## [Stated problem]
Tally the lines in the data that follows that include the word "title", and report nothing but the total.
[START]
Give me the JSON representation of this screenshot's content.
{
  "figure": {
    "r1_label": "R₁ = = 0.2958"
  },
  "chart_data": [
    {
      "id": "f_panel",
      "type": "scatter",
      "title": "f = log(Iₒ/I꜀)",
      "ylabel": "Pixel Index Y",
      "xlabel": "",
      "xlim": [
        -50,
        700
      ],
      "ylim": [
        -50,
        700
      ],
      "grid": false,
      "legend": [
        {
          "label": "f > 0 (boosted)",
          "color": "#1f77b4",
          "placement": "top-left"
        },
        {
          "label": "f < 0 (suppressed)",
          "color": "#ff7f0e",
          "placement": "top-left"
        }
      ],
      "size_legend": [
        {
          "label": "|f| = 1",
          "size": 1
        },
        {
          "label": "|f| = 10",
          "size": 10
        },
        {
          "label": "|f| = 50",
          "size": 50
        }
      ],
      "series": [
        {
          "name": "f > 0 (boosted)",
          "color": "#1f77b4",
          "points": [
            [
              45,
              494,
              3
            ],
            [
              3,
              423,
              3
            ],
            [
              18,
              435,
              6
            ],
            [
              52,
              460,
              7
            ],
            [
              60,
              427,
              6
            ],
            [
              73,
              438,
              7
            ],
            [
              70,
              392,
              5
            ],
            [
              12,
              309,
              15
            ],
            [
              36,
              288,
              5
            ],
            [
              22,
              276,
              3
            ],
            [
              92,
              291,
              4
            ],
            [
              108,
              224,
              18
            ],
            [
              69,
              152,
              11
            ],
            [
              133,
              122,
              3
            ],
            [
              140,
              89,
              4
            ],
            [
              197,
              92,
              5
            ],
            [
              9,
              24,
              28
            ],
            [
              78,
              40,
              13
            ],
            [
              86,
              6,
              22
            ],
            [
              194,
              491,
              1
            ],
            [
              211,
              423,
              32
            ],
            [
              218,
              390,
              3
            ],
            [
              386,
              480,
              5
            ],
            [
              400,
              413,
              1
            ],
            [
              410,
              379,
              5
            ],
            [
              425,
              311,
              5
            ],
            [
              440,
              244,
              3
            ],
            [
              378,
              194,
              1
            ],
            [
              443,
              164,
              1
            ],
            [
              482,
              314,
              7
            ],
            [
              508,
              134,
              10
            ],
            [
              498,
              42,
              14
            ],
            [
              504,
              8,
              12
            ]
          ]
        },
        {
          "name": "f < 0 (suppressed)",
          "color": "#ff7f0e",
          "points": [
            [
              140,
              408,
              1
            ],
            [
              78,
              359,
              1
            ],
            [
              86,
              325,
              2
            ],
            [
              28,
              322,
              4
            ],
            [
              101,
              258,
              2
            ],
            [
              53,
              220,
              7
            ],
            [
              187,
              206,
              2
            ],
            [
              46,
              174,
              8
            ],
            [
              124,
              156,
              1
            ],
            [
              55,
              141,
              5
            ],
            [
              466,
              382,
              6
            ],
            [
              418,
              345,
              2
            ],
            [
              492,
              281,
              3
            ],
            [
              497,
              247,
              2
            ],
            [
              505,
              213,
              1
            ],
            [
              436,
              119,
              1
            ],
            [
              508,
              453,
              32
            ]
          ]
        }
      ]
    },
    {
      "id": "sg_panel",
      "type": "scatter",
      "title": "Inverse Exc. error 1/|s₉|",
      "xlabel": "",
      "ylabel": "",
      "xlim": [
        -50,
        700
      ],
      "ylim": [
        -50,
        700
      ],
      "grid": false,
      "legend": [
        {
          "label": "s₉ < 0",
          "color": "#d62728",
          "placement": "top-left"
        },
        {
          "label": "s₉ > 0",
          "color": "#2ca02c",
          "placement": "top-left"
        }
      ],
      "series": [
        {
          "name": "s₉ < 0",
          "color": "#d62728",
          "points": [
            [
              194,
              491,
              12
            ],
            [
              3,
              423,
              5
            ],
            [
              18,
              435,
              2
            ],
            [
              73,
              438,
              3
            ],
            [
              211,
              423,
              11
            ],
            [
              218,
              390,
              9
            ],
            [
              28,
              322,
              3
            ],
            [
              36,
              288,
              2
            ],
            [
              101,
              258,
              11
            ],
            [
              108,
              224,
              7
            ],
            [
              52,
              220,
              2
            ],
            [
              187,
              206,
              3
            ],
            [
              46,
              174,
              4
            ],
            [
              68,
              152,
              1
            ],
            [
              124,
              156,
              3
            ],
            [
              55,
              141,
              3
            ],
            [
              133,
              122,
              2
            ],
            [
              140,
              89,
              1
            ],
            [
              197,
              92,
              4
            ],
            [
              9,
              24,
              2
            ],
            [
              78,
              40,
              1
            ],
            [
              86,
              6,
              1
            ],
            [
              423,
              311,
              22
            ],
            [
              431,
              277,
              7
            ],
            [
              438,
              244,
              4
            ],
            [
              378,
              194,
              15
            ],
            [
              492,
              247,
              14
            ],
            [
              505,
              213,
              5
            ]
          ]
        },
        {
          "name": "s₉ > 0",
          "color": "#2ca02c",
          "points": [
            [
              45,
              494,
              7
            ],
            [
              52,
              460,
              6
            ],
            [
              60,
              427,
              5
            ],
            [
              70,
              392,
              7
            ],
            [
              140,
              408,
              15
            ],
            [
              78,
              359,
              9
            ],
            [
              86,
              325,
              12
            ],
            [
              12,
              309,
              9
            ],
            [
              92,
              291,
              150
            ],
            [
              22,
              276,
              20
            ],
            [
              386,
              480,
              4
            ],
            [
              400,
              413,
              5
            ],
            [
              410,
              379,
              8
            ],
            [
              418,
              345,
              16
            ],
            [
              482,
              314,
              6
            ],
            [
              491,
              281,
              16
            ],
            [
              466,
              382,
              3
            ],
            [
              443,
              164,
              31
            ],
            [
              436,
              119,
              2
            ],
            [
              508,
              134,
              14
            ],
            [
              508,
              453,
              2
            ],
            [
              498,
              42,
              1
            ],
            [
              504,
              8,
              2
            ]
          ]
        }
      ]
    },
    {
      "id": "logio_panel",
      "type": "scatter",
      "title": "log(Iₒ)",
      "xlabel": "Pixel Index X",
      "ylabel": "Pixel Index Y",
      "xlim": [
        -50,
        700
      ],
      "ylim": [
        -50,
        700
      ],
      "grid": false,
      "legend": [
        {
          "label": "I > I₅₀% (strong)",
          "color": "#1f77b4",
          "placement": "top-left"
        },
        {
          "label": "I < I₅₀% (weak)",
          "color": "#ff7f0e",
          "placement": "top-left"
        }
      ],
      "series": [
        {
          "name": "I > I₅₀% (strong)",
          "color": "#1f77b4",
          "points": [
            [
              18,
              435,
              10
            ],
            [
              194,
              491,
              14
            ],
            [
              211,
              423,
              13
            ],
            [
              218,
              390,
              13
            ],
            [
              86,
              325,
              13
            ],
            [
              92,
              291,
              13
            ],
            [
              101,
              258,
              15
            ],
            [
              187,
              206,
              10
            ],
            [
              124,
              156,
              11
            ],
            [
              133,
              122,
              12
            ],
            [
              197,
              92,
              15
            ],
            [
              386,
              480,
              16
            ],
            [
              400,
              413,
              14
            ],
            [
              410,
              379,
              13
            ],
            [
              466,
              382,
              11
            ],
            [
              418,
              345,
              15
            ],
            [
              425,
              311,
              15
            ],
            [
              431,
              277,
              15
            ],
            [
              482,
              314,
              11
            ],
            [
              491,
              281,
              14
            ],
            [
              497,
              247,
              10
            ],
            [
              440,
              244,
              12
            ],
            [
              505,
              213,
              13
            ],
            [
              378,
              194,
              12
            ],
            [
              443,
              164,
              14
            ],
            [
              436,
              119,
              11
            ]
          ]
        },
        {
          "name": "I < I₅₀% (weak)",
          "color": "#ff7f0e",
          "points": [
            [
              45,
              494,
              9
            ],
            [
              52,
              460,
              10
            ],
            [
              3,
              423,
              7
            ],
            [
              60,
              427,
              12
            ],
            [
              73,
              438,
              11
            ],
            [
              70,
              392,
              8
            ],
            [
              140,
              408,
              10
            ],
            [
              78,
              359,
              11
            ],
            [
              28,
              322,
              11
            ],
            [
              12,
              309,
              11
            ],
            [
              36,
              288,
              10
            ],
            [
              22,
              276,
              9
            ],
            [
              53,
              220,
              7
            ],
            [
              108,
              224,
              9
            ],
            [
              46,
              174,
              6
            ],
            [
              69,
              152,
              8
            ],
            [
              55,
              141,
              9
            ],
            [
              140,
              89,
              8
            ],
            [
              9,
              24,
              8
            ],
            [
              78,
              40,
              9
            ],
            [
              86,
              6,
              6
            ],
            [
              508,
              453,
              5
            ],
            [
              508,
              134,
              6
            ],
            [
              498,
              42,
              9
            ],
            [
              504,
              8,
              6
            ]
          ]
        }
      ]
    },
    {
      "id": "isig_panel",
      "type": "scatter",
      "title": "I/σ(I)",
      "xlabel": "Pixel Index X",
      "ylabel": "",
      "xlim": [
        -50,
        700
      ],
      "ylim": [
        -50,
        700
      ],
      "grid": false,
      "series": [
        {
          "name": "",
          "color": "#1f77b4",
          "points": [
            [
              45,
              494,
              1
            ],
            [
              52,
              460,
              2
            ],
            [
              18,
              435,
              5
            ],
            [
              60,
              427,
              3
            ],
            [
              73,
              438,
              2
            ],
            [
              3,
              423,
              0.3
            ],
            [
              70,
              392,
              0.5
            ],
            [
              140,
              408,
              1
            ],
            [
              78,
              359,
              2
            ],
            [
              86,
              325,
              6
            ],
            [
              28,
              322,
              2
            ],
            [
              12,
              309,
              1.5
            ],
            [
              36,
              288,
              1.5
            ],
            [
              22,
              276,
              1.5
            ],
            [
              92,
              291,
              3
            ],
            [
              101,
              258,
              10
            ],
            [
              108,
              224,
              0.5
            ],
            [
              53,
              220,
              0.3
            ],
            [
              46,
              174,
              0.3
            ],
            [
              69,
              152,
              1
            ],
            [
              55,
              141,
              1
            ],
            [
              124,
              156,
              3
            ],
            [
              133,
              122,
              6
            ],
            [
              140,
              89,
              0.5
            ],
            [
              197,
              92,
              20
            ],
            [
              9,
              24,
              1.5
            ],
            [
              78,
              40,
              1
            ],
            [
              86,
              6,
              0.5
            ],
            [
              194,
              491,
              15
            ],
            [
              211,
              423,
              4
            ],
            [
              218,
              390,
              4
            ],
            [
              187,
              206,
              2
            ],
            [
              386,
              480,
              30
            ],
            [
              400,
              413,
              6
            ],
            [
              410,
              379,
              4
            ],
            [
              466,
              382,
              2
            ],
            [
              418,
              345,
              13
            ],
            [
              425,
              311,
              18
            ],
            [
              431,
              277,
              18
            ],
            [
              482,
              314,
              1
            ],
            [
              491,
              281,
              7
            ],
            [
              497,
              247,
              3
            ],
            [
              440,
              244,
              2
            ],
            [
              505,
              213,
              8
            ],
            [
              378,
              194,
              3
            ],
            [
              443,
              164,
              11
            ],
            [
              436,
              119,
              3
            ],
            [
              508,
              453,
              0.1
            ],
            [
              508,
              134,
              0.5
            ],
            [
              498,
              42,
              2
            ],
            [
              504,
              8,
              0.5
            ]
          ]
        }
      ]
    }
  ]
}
[END]
## [Answer in full]
4